### Task material:
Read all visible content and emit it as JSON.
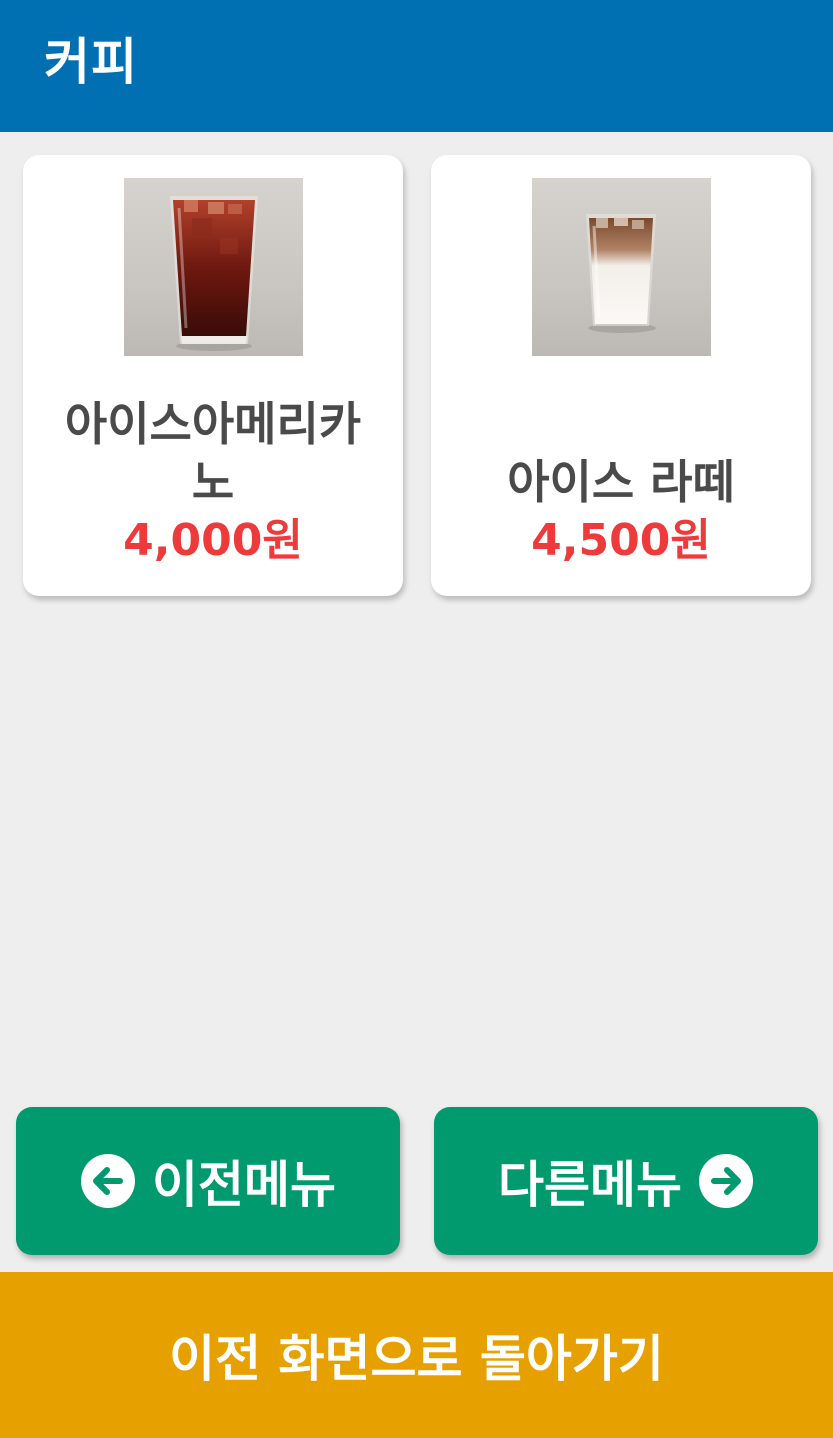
{
  "header": {
    "title": "커피"
  },
  "products": [
    {
      "name": "아이스아메리카노",
      "price": "4,000원",
      "image": "iced-americano-image"
    },
    {
      "name": "아이스 라떼",
      "price": "4,500원",
      "image": "iced-latte-image"
    }
  ],
  "nav": {
    "prev_label": "이전메뉴",
    "prev_icon": "arrow-left-circle-icon",
    "next_label": "다른메뉴",
    "next_icon": "arrow-right-circle-icon"
  },
  "footer": {
    "back_label": "이전 화면으로 돌아가기"
  },
  "colors": {
    "header": "#0070b2",
    "nav_button": "#009a6e",
    "footer": "#e6a000",
    "price": "#ee3a3a",
    "background": "#eeeeee"
  }
}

### Exercise details:
The records above must be echoed exactly, minus their pictures.

### Complete response:
Read all visible content and emit it as JSON.
{
  "header": {
    "title": "커피"
  },
  "products": [
    {
      "name": "아이스아메리카노",
      "price": "4,000원",
      "image": "iced-americano-image"
    },
    {
      "name": "아이스 라떼",
      "price": "4,500원",
      "image": "iced-latte-image"
    }
  ],
  "nav": {
    "prev_label": "이전메뉴",
    "prev_icon": "arrow-left-circle-icon",
    "next_label": "다른메뉴",
    "next_icon": "arrow-right-circle-icon"
  },
  "footer": {
    "back_label": "이전 화면으로 돌아가기"
  },
  "colors": {
    "header": "#0070b2",
    "nav_button": "#009a6e",
    "footer": "#e6a000",
    "price": "#ee3a3a",
    "background": "#eeeeee"
  }
}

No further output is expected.